▶ Stated task
Starting at the line that contains "Extract all readable text from this page.", copy each line through the final one exactly as written.

****************

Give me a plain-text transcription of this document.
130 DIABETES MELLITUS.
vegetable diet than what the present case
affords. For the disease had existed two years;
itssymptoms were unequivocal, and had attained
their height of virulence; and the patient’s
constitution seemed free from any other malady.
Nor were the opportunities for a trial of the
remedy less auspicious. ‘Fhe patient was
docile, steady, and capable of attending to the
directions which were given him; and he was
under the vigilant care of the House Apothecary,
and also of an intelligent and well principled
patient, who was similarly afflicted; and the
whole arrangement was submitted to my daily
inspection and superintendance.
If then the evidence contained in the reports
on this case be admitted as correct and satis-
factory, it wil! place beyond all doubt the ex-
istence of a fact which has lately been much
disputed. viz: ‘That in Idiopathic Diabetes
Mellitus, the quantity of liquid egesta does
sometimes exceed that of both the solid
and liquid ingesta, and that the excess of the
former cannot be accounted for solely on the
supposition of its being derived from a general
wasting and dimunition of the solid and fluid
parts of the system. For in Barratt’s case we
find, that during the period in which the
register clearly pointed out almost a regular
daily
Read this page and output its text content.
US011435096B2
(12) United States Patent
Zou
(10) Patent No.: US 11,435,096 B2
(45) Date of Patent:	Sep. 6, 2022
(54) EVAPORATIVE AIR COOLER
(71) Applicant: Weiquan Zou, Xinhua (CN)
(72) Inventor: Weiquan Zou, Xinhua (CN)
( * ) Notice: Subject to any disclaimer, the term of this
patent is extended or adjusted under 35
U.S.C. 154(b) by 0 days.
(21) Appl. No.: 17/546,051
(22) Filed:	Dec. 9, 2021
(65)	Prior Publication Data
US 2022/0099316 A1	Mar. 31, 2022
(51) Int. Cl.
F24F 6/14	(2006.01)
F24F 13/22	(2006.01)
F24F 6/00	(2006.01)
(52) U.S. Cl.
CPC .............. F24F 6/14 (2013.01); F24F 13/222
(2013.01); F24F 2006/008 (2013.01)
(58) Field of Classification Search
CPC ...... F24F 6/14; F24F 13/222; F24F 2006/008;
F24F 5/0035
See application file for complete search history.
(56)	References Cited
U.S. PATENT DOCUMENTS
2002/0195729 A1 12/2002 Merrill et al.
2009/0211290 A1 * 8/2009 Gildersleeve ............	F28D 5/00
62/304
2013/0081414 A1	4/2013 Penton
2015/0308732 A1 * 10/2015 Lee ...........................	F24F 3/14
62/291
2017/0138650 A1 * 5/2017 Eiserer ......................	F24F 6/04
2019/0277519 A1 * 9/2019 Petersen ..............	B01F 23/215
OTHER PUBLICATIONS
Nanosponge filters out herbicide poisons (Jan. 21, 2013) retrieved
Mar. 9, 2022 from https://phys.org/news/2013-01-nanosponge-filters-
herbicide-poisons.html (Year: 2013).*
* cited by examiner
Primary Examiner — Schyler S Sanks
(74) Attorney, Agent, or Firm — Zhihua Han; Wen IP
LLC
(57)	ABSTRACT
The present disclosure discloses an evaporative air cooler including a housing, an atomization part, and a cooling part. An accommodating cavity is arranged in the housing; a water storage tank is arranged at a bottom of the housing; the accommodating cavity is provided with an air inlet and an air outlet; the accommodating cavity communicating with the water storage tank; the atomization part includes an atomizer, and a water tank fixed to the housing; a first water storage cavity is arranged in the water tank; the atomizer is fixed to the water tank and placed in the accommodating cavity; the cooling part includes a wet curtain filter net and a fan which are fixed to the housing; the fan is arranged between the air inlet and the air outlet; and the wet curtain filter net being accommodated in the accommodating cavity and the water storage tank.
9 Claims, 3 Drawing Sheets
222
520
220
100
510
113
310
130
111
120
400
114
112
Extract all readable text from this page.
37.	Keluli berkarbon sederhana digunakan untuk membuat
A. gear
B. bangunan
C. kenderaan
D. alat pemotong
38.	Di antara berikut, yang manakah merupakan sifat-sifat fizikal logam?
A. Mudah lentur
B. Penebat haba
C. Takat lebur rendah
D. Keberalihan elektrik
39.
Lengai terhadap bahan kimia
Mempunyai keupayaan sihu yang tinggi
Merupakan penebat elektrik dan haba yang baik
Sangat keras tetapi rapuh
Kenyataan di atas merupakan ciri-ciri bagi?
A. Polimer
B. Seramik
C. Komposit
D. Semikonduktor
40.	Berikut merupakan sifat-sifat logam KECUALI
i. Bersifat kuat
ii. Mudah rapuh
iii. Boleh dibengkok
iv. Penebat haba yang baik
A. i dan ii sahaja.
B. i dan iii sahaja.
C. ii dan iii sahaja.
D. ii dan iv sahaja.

****************

▶ Solution to this problem
Extract all readable text from this page.
37.	Keluli berkarbon sederhana digunakan untuk membuat
A. gear
B. bangunan
C. kenderaan
D. alat pemotong
38.	Di antara berikut, yang manakah merupakan sifat-sifat fizikal logam?
A. Mudah lentur
B. Penebat haba
C. Takat lebur rendah
D. Keberalihan elektrik
39.
Lengai terhadap bahan kimia
Mempunyai keupayaan sihu yang tinggi
Merupakan penebat elektrik dan haba yang baik
Sangat keras tetapi rapuh
Kenyataan di atas merupakan ciri-ciri bagi?
A. Polimer
B. Seramik
C. Komposit
D. Semikonduktor
40.	Berikut merupakan sifat-sifat logam KECUALI
i. Bersifat kuat
ii. Mudah rapuh
iii. Boleh dibengkok
iv. Penebat haba yang baik
A. i dan ii sahaja.
B. i dan iii sahaja.
C. ii dan iii sahaja.
D. ii dan iv sahaja.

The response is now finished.